(Records)
— BEGIN —
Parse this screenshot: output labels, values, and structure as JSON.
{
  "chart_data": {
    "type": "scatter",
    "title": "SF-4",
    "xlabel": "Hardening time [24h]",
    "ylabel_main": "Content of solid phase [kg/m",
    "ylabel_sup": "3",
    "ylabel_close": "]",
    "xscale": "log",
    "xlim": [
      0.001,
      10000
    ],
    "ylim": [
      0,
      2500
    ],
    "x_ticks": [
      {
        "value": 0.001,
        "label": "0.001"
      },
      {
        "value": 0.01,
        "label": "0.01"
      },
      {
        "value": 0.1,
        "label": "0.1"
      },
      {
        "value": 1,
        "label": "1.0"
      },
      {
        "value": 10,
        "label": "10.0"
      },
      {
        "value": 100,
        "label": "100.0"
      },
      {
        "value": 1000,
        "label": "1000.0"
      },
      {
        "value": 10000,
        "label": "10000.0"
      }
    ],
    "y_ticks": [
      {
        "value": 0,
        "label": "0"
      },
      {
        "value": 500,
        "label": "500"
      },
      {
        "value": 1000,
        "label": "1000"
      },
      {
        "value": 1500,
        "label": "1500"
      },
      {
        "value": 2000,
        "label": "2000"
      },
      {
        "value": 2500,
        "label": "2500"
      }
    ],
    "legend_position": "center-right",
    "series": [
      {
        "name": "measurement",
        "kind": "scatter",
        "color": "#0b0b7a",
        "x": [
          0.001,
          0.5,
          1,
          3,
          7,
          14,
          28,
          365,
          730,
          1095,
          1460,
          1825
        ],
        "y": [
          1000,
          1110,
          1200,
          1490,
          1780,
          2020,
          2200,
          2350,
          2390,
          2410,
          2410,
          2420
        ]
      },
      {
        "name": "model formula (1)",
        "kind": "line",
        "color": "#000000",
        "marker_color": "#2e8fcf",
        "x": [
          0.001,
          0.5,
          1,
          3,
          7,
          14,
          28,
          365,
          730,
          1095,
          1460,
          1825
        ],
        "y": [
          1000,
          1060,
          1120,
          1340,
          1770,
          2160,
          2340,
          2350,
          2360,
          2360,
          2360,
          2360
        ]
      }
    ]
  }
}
— END —
Written problem. Every line of the data above should be reproduced word for word.

Worked answer.
Parse this screenshot: output labels, values, and structure as JSON.
{
  "chart_data": {
    "type": "scatter",
    "title": "SF-4",
    "xlabel": "Hardening time [24h]",
    "ylabel_main": "Content of solid phase [kg/m",
    "ylabel_sup": "3",
    "ylabel_close": "]",
    "xscale": "log",
    "xlim": [
      0.001,
      10000
    ],
    "ylim": [
      0,
      2500
    ],
    "x_ticks": [
      {
        "value": 0.001,
        "label": "0.001"
      },
      {
        "value": 0.01,
        "label": "0.01"
      },
      {
        "value": 0.1,
        "label": "0.1"
      },
      {
        "value": 1,
        "label": "1.0"
      },
      {
        "value": 10,
        "label": "10.0"
      },
      {
        "value": 100,
        "label": "100.0"
      },
      {
        "value": 1000,
        "label": "1000.0"
      },
      {
        "value": 10000,
        "label": "10000.0"
      }
    ],
    "y_ticks": [
      {
        "value": 0,
        "label": "0"
      },
      {
        "value": 500,
        "label": "500"
      },
      {
        "value": 1000,
        "label": "1000"
      },
      {
        "value": 1500,
        "label": "1500"
      },
      {
        "value": 2000,
        "label": "2000"
      },
      {
        "value": 2500,
        "label": "2500"
      }
    ],
    "legend_position": "center-right",
    "series": [
      {
        "name": "measurement",
        "kind": "scatter",
        "color": "#0b0b7a",
        "x": [
          0.001,
          0.5,
          1,
          3,
          7,
          14,
          28,
          365,
          730,
          1095,
          1460,
          1825
        ],
        "y": [
          1000,
          1110,
          1200,
          1490,
          1780,
          2020,
          2200,
          2350,
          2390,
          2410,
          2410,
          2420
        ]
      },
      {
        "name": "model formula (1)",
        "kind": "line",
        "color": "#000000",
        "marker_color": "#2e8fcf",
        "x": [
          0.001,
          0.5,
          1,
          3,
          7,
          14,
          28,
          365,
          730,
          1095,
          1460,
          1825
        ],
        "y": [
          1000,
          1060,
          1120,
          1340,
          1770,
          2160,
          2340,
          2350,
          2360,
          2360,
          2360,
          2360
        ]
      }
    ]
  }
}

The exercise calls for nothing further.